How to complete this task
Locate the word "Read" in the data below, then copy every line that holds it.
** Opening Provided material block **
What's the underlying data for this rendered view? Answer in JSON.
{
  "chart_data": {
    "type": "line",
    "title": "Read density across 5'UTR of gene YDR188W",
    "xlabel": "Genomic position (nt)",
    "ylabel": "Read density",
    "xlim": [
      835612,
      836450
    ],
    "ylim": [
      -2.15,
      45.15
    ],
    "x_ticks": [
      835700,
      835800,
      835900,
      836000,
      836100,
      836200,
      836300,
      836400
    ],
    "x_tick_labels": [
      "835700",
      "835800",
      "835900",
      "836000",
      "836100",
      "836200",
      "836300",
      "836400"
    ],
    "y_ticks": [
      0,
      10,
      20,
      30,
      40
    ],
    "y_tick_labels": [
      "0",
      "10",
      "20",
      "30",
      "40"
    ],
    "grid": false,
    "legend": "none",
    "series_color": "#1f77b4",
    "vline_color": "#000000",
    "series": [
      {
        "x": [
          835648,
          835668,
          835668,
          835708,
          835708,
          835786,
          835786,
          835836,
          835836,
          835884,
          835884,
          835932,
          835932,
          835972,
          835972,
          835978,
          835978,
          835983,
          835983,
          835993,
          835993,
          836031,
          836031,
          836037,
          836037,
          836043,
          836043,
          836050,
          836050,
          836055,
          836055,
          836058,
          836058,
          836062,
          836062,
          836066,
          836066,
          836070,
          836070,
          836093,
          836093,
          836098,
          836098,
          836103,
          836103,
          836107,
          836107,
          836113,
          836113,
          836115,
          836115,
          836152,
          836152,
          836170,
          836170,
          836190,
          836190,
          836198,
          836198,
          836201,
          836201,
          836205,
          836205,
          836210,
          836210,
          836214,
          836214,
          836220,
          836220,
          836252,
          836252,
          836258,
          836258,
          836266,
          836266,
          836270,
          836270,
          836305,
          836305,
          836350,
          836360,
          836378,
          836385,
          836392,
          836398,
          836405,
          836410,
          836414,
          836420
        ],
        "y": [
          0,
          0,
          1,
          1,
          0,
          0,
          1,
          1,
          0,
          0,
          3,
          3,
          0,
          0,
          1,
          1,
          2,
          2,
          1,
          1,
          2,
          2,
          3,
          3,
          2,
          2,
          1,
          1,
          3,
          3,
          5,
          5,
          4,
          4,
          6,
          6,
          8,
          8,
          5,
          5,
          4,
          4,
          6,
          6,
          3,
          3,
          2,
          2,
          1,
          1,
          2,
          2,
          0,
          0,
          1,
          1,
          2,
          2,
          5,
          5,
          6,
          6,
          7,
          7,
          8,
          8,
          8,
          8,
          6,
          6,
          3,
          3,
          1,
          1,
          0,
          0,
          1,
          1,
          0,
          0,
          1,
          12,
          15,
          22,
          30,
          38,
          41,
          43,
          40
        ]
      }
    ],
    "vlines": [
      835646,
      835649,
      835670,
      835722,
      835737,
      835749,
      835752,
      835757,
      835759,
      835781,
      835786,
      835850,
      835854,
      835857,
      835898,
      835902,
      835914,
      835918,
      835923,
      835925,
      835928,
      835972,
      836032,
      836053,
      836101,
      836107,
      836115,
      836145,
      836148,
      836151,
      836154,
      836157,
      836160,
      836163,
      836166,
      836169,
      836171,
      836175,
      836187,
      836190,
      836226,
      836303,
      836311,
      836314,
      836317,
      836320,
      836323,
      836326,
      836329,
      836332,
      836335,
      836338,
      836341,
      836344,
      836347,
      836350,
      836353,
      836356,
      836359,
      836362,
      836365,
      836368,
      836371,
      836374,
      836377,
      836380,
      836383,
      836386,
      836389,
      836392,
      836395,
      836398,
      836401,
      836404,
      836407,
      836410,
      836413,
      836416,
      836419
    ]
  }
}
** Closing Provided material block **
Solution for this task
    "title": "Read density across 5'UTR of gene YDR188W",
    "ylabel": "Read density",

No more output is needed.